Do this:
Reproduce the records below exactly, leaving out any pictures.
—————
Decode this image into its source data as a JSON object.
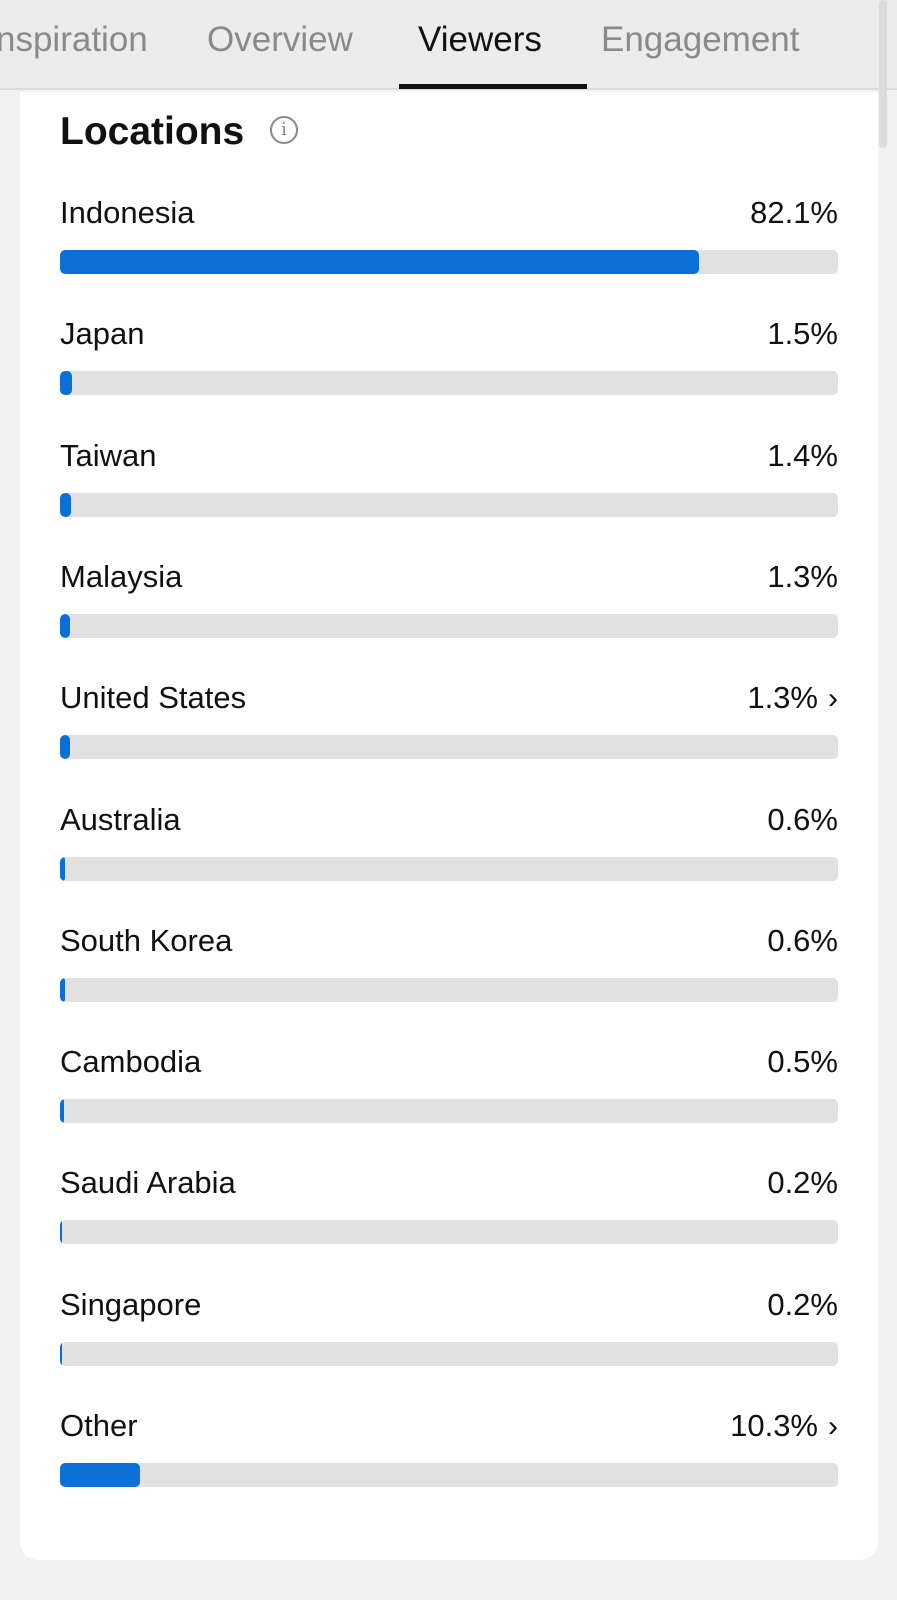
{
  "tabs": [
    {
      "label": "nspiration",
      "active": false
    },
    {
      "label": "Overview",
      "active": false
    },
    {
      "label": "Viewers",
      "active": true
    },
    {
      "label": "Engagement",
      "active": false
    }
  ],
  "locations": {
    "title": "Locations",
    "info_icon": "info-circle-icon",
    "bar_color": "#0b6fd8",
    "items": [
      {
        "name": "Indonesia",
        "percent_label": "82.1%",
        "value": 82.1,
        "chevron": false
      },
      {
        "name": "Japan",
        "percent_label": "1.5%",
        "value": 1.5,
        "chevron": false
      },
      {
        "name": "Taiwan",
        "percent_label": "1.4%",
        "value": 1.4,
        "chevron": false
      },
      {
        "name": "Malaysia",
        "percent_label": "1.3%",
        "value": 1.3,
        "chevron": false
      },
      {
        "name": "United States",
        "percent_label": "1.3%",
        "value": 1.3,
        "chevron": true
      },
      {
        "name": "Australia",
        "percent_label": "0.6%",
        "value": 0.6,
        "chevron": false
      },
      {
        "name": "South Korea",
        "percent_label": "0.6%",
        "value": 0.6,
        "chevron": false
      },
      {
        "name": "Cambodia",
        "percent_label": "0.5%",
        "value": 0.5,
        "chevron": false
      },
      {
        "name": "Saudi Arabia",
        "percent_label": "0.2%",
        "value": 0.2,
        "chevron": false
      },
      {
        "name": "Singapore",
        "percent_label": "0.2%",
        "value": 0.2,
        "chevron": false
      },
      {
        "name": "Other",
        "percent_label": "10.3%",
        "value": 10.3,
        "chevron": true
      }
    ]
  }
}
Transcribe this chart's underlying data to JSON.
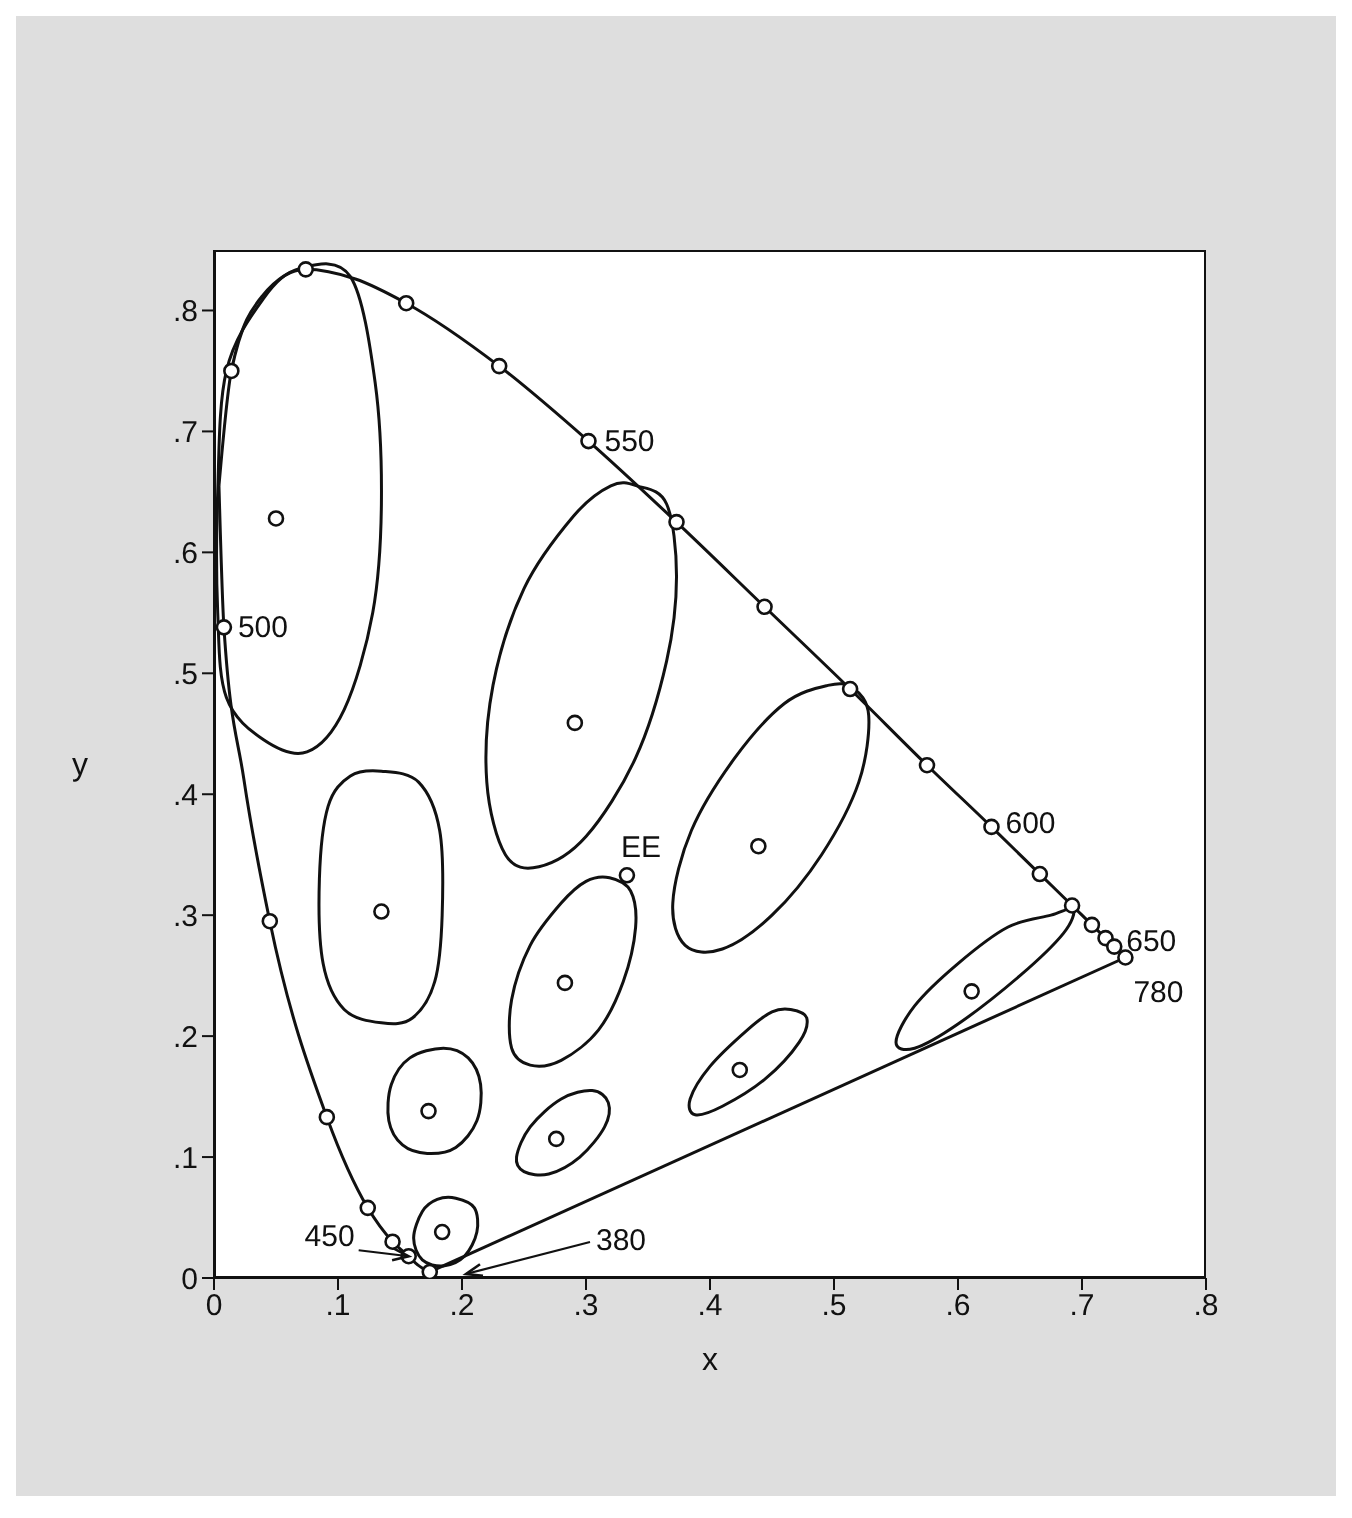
{
  "chart_data": {
    "type": "scatter",
    "xlabel": "x",
    "ylabel": "y",
    "xlim": [
      0,
      0.8
    ],
    "ylim": [
      0,
      0.85
    ],
    "xticks": [
      0,
      {
        "value": 0.1,
        "label": ".1"
      },
      {
        "value": 0.2,
        "label": ".2"
      },
      {
        "value": 0.3,
        "label": ".3"
      },
      {
        "value": 0.4,
        "label": ".4"
      },
      {
        "value": 0.5,
        "label": ".5"
      },
      {
        "value": 0.6,
        "label": ".6"
      },
      {
        "value": 0.7,
        "label": ".7"
      },
      {
        "value": 0.8,
        "label": ".8"
      }
    ],
    "yticks": [
      0,
      {
        "value": 0.1,
        "label": ".1"
      },
      {
        "value": 0.2,
        "label": ".2"
      },
      {
        "value": 0.3,
        "label": ".3"
      },
      {
        "value": 0.4,
        "label": ".4"
      },
      {
        "value": 0.5,
        "label": ".5"
      },
      {
        "value": 0.6,
        "label": ".6"
      },
      {
        "value": 0.7,
        "label": ".7"
      },
      {
        "value": 0.8,
        "label": ".8"
      }
    ],
    "grid": false,
    "legend": false,
    "line_style": "solid",
    "series": [
      {
        "type": "line",
        "color": "#111111",
        "marker": "none",
        "x": [
          0.004,
          0.008,
          0.024,
          0.045,
          0.091,
          0.124,
          0.144,
          0.157,
          0.164,
          0.174
        ],
        "values": [
          0.655,
          0.538,
          0.413,
          0.295,
          0.133,
          0.058,
          0.03,
          0.018,
          0.011,
          0.005
        ]
      },
      {
        "type": "line",
        "color": "#111111",
        "marker": "none",
        "x": [
          0.004,
          0.014,
          0.039,
          0.074,
          0.114,
          0.155,
          0.23,
          0.302,
          0.373,
          0.444,
          0.513,
          0.575,
          0.627,
          0.666,
          0.692,
          0.708,
          0.719,
          0.726,
          0.73,
          0.735
        ],
        "values": [
          0.655,
          0.75,
          0.812,
          0.834,
          0.826,
          0.806,
          0.754,
          0.692,
          0.625,
          0.555,
          0.487,
          0.424,
          0.373,
          0.334,
          0.308,
          0.292,
          0.281,
          0.274,
          0.27,
          0.265
        ]
      },
      {
        "type": "line",
        "color": "#111111",
        "marker": "none",
        "x": [
          0.174,
          0.735
        ],
        "values": [
          0.005,
          0.265
        ]
      },
      {
        "type": "scatter",
        "color": "#111111",
        "marker": "circle",
        "x": [
          0.174,
          0.157,
          0.144,
          0.124,
          0.091,
          0.045,
          0.008,
          0.014,
          0.074,
          0.155,
          0.23,
          0.302,
          0.373,
          0.444,
          0.513,
          0.575,
          0.627,
          0.666,
          0.692,
          0.708,
          0.719,
          0.726,
          0.735
        ],
        "values": [
          0.005,
          0.018,
          0.03,
          0.058,
          0.133,
          0.295,
          0.538,
          0.75,
          0.834,
          0.806,
          0.754,
          0.692,
          0.625,
          0.555,
          0.487,
          0.424,
          0.373,
          0.334,
          0.308,
          0.292,
          0.281,
          0.274,
          0.265
        ]
      },
      {
        "type": "scatter",
        "color": "#111111",
        "marker": "circle",
        "x": [
          0.05,
          0.291,
          0.135,
          0.439,
          0.283,
          0.173,
          0.276,
          0.184,
          0.424,
          0.611,
          0.333
        ],
        "values": [
          0.628,
          0.459,
          0.303,
          0.357,
          0.244,
          0.138,
          0.115,
          0.038,
          0.172,
          0.237,
          0.333
        ]
      }
    ],
    "annotations": [
      {
        "text": "500",
        "x": 0.008,
        "y": 0.538
      },
      {
        "text": "550",
        "x": 0.302,
        "y": 0.692
      },
      {
        "text": "600",
        "x": 0.627,
        "y": 0.373
      },
      {
        "text": "650",
        "x": 0.726,
        "y": 0.274
      },
      {
        "text": "780",
        "x": 0.735,
        "y": 0.265
      },
      {
        "text": "450",
        "x": 0.157,
        "y": 0.018
      },
      "380",
      {
        "text": "EE",
        "x": 0.333,
        "y": 0.333
      }
    ]
  }
}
—————
Complete answer:
Decode this image into its source data as a JSON object.
{
  "tabs": [
    {
      "label": "nspiration",
      "active": false
    },
    {
      "label": "Overview",
      "active": false
    },
    {
      "label": "Viewers",
      "active": true
    },
    {
      "label": "Engagement",
      "active": false
    }
  ],
  "locations": {
    "title": "Locations",
    "info_icon": "info-circle-icon",
    "bar_color": "#0b6fd8",
    "items": [
      {
        "name": "Indonesia",
        "percent_label": "82.1%",
        "value": 82.1,
        "chevron": false
      },
      {
        "name": "Japan",
        "percent_label": "1.5%",
        "value": 1.5,
        "chevron": false
      },
      {
        "name": "Taiwan",
        "percent_label": "1.4%",
        "value": 1.4,
        "chevron": false
      },
      {
        "name": "Malaysia",
        "percent_label": "1.3%",
        "value": 1.3,
        "chevron": false
      },
      {
        "name": "United States",
        "percent_label": "1.3%",
        "value": 1.3,
        "chevron": true
      },
      {
        "name": "Australia",
        "percent_label": "0.6%",
        "value": 0.6,
        "chevron": false
      },
      {
        "name": "South Korea",
        "percent_label": "0.6%",
        "value": 0.6,
        "chevron": false
      },
      {
        "name": "Cambodia",
        "percent_label": "0.5%",
        "value": 0.5,
        "chevron": false
      },
      {
        "name": "Saudi Arabia",
        "percent_label": "0.2%",
        "value": 0.2,
        "chevron": false
      },
      {
        "name": "Singapore",
        "percent_label": "0.2%",
        "value": 0.2,
        "chevron": false
      },
      {
        "name": "Other",
        "percent_label": "10.3%",
        "value": 10.3,
        "chevron": true
      }
    ]
  }
}
Transcribe this chart's underlying data to JSON.
{
  "chart_data": {
    "type": "scatter",
    "xlabel": "x",
    "ylabel": "y",
    "xlim": [
      0,
      0.8
    ],
    "ylim": [
      0,
      0.85
    ],
    "xticks": [
      0,
      {
        "value": 0.1,
        "label": ".1"
      },
      {
        "value": 0.2,
        "label": ".2"
      },
      {
        "value": 0.3,
        "label": ".3"
      },
      {
        "value": 0.4,
        "label": ".4"
      },
      {
        "value": 0.5,
        "label": ".5"
      },
      {
        "value": 0.6,
        "label": ".6"
      },
      {
        "value": 0.7,
        "label": ".7"
      },
      {
        "value": 0.8,
        "label": ".8"
      }
    ],
    "yticks": [
      0,
      {
        "value": 0.1,
        "label": ".1"
      },
      {
        "value": 0.2,
        "label": ".2"
      },
      {
        "value": 0.3,
        "label": ".3"
      },
      {
        "value": 0.4,
        "label": ".4"
      },
      {
        "value": 0.5,
        "label": ".5"
      },
      {
        "value": 0.6,
        "label": ".6"
      },
      {
        "value": 0.7,
        "label": ".7"
      },
      {
        "value": 0.8,
        "label": ".8"
      }
    ],
    "grid": false,
    "legend": false,
    "line_style": "solid",
    "series": [
      {
        "type": "line",
        "color": "#111111",
        "marker": "none",
        "x": [
          0.004,
          0.008,
          0.024,
          0.045,
          0.091,
          0.124,
          0.144,
          0.157,
          0.164,
          0.174
        ],
        "values": [
          0.655,
          0.538,
          0.413,
          0.295,
          0.133,
          0.058,
          0.03,
          0.018,
          0.011,
          0.005
        ]
      },
      {
        "type": "line",
        "color": "#111111",
        "marker": "none",
        "x": [
          0.004,
          0.014,
          0.039,
          0.074,
          0.114,
          0.155,
          0.23,
          0.302,
          0.373,
          0.444,
          0.513,
          0.575,
          0.627,
          0.666,
          0.692,
          0.708,
          0.719,
          0.726,
          0.73,
          0.735
        ],
        "values": [
          0.655,
          0.75,
          0.812,
          0.834,
          0.826,
          0.806,
          0.754,
          0.692,
          0.625,
          0.555,
          0.487,
          0.424,
          0.373,
          0.334,
          0.308,
          0.292,
          0.281,
          0.274,
          0.27,
          0.265
        ]
      },
      {
        "type": "line",
        "color": "#111111",
        "marker": "none",
        "x": [
          0.174,
          0.735
        ],
        "values": [
          0.005,
          0.265
        ]
      },
      {
        "type": "scatter",
        "color": "#111111",
        "marker": "circle",
        "x": [
          0.174,
          0.157,
          0.144,
          0.124,
          0.091,
          0.045,
          0.008,
          0.014,
          0.074,
          0.155,
          0.23,
          0.302,
          0.373,
          0.444,
          0.513,
          0.575,
          0.627,
          0.666,
          0.692,
          0.708,
          0.719,
          0.726,
          0.735
        ],
        "values": [
          0.005,
          0.018,
          0.03,
          0.058,
          0.133,
          0.295,
          0.538,
          0.75,
          0.834,
          0.806,
          0.754,
          0.692,
          0.625,
          0.555,
          0.487,
          0.424,
          0.373,
          0.334,
          0.308,
          0.292,
          0.281,
          0.274,
          0.265
        ]
      },
      {
        "type": "scatter",
        "color": "#111111",
        "marker": "circle",
        "x": [
          0.05,
          0.291,
          0.135,
          0.439,
          0.283,
          0.173,
          0.276,
          0.184,
          0.424,
          0.611,
          0.333
        ],
        "values": [
          0.628,
          0.459,
          0.303,
          0.357,
          0.244,
          0.138,
          0.115,
          0.038,
          0.172,
          0.237,
          0.333
        ]
      }
    ],
    "annotations": [
      {
        "text": "500",
        "x": 0.008,
        "y": 0.538
      },
      {
        "text": "550",
        "x": 0.302,
        "y": 0.692
      },
      {
        "text": "600",
        "x": 0.627,
        "y": 0.373
      },
      {
        "text": "650",
        "x": 0.726,
        "y": 0.274
      },
      {
        "text": "780",
        "x": 0.735,
        "y": 0.265
      },
      {
        "text": "450",
        "x": 0.157,
        "y": 0.018
      },
      "380",
      {
        "text": "EE",
        "x": 0.333,
        "y": 0.333
      }
    ]
  }
}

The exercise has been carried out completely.